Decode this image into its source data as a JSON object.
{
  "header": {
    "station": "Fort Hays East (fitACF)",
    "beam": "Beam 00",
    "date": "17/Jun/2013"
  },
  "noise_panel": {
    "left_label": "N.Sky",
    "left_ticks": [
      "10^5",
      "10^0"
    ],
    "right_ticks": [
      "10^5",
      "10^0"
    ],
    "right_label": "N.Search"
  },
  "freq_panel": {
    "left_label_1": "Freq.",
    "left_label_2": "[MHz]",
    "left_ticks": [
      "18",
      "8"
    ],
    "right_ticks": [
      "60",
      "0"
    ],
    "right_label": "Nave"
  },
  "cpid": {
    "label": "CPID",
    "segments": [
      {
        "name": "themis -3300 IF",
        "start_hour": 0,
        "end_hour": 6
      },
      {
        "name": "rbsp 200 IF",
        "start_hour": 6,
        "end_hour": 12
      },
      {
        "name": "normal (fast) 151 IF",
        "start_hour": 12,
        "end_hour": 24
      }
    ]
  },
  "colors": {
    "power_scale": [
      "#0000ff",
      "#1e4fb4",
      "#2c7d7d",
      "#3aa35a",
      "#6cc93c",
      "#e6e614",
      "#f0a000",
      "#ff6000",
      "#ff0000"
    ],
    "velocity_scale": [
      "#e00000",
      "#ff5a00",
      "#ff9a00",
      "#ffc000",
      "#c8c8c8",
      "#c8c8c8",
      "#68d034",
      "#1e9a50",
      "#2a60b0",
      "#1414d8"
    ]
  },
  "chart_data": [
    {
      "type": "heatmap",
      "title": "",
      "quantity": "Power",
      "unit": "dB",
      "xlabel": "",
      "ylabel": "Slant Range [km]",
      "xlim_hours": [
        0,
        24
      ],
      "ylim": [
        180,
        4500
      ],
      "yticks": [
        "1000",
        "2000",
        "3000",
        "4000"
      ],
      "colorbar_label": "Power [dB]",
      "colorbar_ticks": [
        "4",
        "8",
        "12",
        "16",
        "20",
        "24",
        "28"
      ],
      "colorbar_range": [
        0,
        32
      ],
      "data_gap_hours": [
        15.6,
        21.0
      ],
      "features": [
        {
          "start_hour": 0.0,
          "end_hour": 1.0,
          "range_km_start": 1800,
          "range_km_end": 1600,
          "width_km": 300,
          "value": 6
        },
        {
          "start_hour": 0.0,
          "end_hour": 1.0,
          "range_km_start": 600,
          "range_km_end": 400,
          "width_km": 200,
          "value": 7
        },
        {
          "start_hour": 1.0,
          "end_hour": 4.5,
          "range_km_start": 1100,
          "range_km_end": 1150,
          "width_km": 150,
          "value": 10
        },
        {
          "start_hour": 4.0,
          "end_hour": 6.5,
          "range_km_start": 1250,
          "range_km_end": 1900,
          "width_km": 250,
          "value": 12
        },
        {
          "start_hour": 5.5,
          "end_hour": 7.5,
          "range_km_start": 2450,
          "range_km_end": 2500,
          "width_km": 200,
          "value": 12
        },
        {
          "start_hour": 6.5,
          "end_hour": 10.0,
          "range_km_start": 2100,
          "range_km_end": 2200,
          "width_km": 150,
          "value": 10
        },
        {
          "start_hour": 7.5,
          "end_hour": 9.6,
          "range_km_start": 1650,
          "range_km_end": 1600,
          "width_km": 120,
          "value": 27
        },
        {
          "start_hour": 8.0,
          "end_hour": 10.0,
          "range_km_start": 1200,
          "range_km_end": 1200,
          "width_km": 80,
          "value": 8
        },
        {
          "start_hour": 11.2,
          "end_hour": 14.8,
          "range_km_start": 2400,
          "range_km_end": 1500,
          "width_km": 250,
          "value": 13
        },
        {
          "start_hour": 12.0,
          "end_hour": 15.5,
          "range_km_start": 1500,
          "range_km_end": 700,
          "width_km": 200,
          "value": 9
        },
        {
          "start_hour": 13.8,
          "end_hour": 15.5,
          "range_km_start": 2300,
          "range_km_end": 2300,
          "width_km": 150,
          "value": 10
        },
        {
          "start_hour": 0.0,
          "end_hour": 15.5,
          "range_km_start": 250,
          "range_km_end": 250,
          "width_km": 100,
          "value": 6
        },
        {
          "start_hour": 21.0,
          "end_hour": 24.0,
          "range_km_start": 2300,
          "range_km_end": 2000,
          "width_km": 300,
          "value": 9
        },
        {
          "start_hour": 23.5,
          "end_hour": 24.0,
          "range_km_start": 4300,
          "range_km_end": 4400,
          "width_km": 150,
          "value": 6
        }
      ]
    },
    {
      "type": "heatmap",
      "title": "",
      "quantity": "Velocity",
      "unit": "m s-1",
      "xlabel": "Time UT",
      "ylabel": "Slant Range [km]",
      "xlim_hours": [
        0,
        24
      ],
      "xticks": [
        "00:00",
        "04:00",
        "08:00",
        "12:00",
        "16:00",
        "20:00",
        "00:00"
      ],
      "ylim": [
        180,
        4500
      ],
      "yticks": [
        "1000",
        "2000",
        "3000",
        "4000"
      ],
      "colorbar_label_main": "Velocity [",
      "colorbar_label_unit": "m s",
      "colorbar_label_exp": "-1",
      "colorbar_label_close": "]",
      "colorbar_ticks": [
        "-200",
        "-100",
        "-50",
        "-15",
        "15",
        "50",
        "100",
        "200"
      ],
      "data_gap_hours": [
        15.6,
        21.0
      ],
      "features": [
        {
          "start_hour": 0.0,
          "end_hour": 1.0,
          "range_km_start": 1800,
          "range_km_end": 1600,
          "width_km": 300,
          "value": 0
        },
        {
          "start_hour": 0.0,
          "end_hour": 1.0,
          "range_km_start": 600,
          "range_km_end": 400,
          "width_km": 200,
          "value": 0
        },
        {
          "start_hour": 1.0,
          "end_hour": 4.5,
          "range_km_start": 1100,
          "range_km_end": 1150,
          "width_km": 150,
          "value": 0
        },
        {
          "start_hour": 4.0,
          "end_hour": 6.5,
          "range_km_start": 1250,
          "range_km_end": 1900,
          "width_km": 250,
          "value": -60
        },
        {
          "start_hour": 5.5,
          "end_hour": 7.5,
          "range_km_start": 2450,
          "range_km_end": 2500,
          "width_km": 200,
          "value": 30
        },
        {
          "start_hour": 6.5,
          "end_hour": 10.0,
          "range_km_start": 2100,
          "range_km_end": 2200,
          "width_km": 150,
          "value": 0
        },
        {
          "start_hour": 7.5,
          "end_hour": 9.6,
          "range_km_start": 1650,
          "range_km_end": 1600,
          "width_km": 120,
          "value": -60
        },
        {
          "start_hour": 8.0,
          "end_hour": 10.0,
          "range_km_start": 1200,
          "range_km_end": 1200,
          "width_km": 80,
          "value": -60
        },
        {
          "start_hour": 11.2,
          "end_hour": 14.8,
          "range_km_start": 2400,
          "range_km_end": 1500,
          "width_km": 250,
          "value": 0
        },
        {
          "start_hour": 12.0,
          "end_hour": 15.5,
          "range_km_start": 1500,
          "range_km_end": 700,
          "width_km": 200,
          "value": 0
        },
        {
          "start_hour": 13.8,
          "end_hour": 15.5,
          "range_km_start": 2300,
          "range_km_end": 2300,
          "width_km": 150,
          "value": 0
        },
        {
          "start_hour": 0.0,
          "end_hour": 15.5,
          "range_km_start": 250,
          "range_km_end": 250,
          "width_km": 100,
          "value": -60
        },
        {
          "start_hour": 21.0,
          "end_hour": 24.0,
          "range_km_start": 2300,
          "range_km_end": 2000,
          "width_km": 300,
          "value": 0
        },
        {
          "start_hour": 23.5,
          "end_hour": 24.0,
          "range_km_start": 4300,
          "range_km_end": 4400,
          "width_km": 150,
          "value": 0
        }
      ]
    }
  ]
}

- [GIVEN TASK] From the first line to the last, retype the data exactly.

- [PROBLEM SOLUTION]
Decode this image into its source data as a JSON object.
{
  "header": {
    "station": "Fort Hays East (fitACF)",
    "beam": "Beam 00",
    "date": "17/Jun/2013"
  },
  "noise_panel": {
    "left_label": "N.Sky",
    "left_ticks": [
      "10^5",
      "10^0"
    ],
    "right_ticks": [
      "10^5",
      "10^0"
    ],
    "right_label": "N.Search"
  },
  "freq_panel": {
    "left_label_1": "Freq.",
    "left_label_2": "[MHz]",
    "left_ticks": [
      "18",
      "8"
    ],
    "right_ticks": [
      "60",
      "0"
    ],
    "right_label": "Nave"
  },
  "cpid": {
    "label": "CPID",
    "segments": [
      {
        "name": "themis -3300 IF",
        "start_hour": 0,
        "end_hour": 6
      },
      {
        "name": "rbsp 200 IF",
        "start_hour": 6,
        "end_hour": 12
      },
      {
        "name": "normal (fast) 151 IF",
        "start_hour": 12,
        "end_hour": 24
      }
    ]
  },
  "colors": {
    "power_scale": [
      "#0000ff",
      "#1e4fb4",
      "#2c7d7d",
      "#3aa35a",
      "#6cc93c",
      "#e6e614",
      "#f0a000",
      "#ff6000",
      "#ff0000"
    ],
    "velocity_scale": [
      "#e00000",
      "#ff5a00",
      "#ff9a00",
      "#ffc000",
      "#c8c8c8",
      "#c8c8c8",
      "#68d034",
      "#1e9a50",
      "#2a60b0",
      "#1414d8"
    ]
  },
  "chart_data": [
    {
      "type": "heatmap",
      "title": "",
      "quantity": "Power",
      "unit": "dB",
      "xlabel": "",
      "ylabel": "Slant Range [km]",
      "xlim_hours": [
        0,
        24
      ],
      "ylim": [
        180,
        4500
      ],
      "yticks": [
        "1000",
        "2000",
        "3000",
        "4000"
      ],
      "colorbar_label": "Power [dB]",
      "colorbar_ticks": [
        "4",
        "8",
        "12",
        "16",
        "20",
        "24",
        "28"
      ],
      "colorbar_range": [
        0,
        32
      ],
      "data_gap_hours": [
        15.6,
        21.0
      ],
      "features": [
        {
          "start_hour": 0.0,
          "end_hour": 1.0,
          "range_km_start": 1800,
          "range_km_end": 1600,
          "width_km": 300,
          "value": 6
        },
        {
          "start_hour": 0.0,
          "end_hour": 1.0,
          "range_km_start": 600,
          "range_km_end": 400,
          "width_km": 200,
          "value": 7
        },
        {
          "start_hour": 1.0,
          "end_hour": 4.5,
          "range_km_start": 1100,
          "range_km_end": 1150,
          "width_km": 150,
          "value": 10
        },
        {
          "start_hour": 4.0,
          "end_hour": 6.5,
          "range_km_start": 1250,
          "range_km_end": 1900,
          "width_km": 250,
          "value": 12
        },
        {
          "start_hour": 5.5,
          "end_hour": 7.5,
          "range_km_start": 2450,
          "range_km_end": 2500,
          "width_km": 200,
          "value": 12
        },
        {
          "start_hour": 6.5,
          "end_hour": 10.0,
          "range_km_start": 2100,
          "range_km_end": 2200,
          "width_km": 150,
          "value": 10
        },
        {
          "start_hour": 7.5,
          "end_hour": 9.6,
          "range_km_start": 1650,
          "range_km_end": 1600,
          "width_km": 120,
          "value": 27
        },
        {
          "start_hour": 8.0,
          "end_hour": 10.0,
          "range_km_start": 1200,
          "range_km_end": 1200,
          "width_km": 80,
          "value": 8
        },
        {
          "start_hour": 11.2,
          "end_hour": 14.8,
          "range_km_start": 2400,
          "range_km_end": 1500,
          "width_km": 250,
          "value": 13
        },
        {
          "start_hour": 12.0,
          "end_hour": 15.5,
          "range_km_start": 1500,
          "range_km_end": 700,
          "width_km": 200,
          "value": 9
        },
        {
          "start_hour": 13.8,
          "end_hour": 15.5,
          "range_km_start": 2300,
          "range_km_end": 2300,
          "width_km": 150,
          "value": 10
        },
        {
          "start_hour": 0.0,
          "end_hour": 15.5,
          "range_km_start": 250,
          "range_km_end": 250,
          "width_km": 100,
          "value": 6
        },
        {
          "start_hour": 21.0,
          "end_hour": 24.0,
          "range_km_start": 2300,
          "range_km_end": 2000,
          "width_km": 300,
          "value": 9
        },
        {
          "start_hour": 23.5,
          "end_hour": 24.0,
          "range_km_start": 4300,
          "range_km_end": 4400,
          "width_km": 150,
          "value": 6
        }
      ]
    },
    {
      "type": "heatmap",
      "title": "",
      "quantity": "Velocity",
      "unit": "m s-1",
      "xlabel": "Time UT",
      "ylabel": "Slant Range [km]",
      "xlim_hours": [
        0,
        24
      ],
      "xticks": [
        "00:00",
        "04:00",
        "08:00",
        "12:00",
        "16:00",
        "20:00",
        "00:00"
      ],
      "ylim": [
        180,
        4500
      ],
      "yticks": [
        "1000",
        "2000",
        "3000",
        "4000"
      ],
      "colorbar_label_main": "Velocity [",
      "colorbar_label_unit": "m s",
      "colorbar_label_exp": "-1",
      "colorbar_label_close": "]",
      "colorbar_ticks": [
        "-200",
        "-100",
        "-50",
        "-15",
        "15",
        "50",
        "100",
        "200"
      ],
      "data_gap_hours": [
        15.6,
        21.0
      ],
      "features": [
        {
          "start_hour": 0.0,
          "end_hour": 1.0,
          "range_km_start": 1800,
          "range_km_end": 1600,
          "width_km": 300,
          "value": 0
        },
        {
          "start_hour": 0.0,
          "end_hour": 1.0,
          "range_km_start": 600,
          "range_km_end": 400,
          "width_km": 200,
          "value": 0
        },
        {
          "start_hour": 1.0,
          "end_hour": 4.5,
          "range_km_start": 1100,
          "range_km_end": 1150,
          "width_km": 150,
          "value": 0
        },
        {
          "start_hour": 4.0,
          "end_hour": 6.5,
          "range_km_start": 1250,
          "range_km_end": 1900,
          "width_km": 250,
          "value": -60
        },
        {
          "start_hour": 5.5,
          "end_hour": 7.5,
          "range_km_start": 2450,
          "range_km_end": 2500,
          "width_km": 200,
          "value": 30
        },
        {
          "start_hour": 6.5,
          "end_hour": 10.0,
          "range_km_start": 2100,
          "range_km_end": 2200,
          "width_km": 150,
          "value": 0
        },
        {
          "start_hour": 7.5,
          "end_hour": 9.6,
          "range_km_start": 1650,
          "range_km_end": 1600,
          "width_km": 120,
          "value": -60
        },
        {
          "start_hour": 8.0,
          "end_hour": 10.0,
          "range_km_start": 1200,
          "range_km_end": 1200,
          "width_km": 80,
          "value": -60
        },
        {
          "start_hour": 11.2,
          "end_hour": 14.8,
          "range_km_start": 2400,
          "range_km_end": 1500,
          "width_km": 250,
          "value": 0
        },
        {
          "start_hour": 12.0,
          "end_hour": 15.5,
          "range_km_start": 1500,
          "range_km_end": 700,
          "width_km": 200,
          "value": 0
        },
        {
          "start_hour": 13.8,
          "end_hour": 15.5,
          "range_km_start": 2300,
          "range_km_end": 2300,
          "width_km": 150,
          "value": 0
        },
        {
          "start_hour": 0.0,
          "end_hour": 15.5,
          "range_km_start": 250,
          "range_km_end": 250,
          "width_km": 100,
          "value": -60
        },
        {
          "start_hour": 21.0,
          "end_hour": 24.0,
          "range_km_start": 2300,
          "range_km_end": 2000,
          "width_km": 300,
          "value": 0
        },
        {
          "start_hour": 23.5,
          "end_hour": 24.0,
          "range_km_start": 4300,
          "range_km_end": 4400,
          "width_km": 150,
          "value": 0
        }
      ]
    }
  ]
}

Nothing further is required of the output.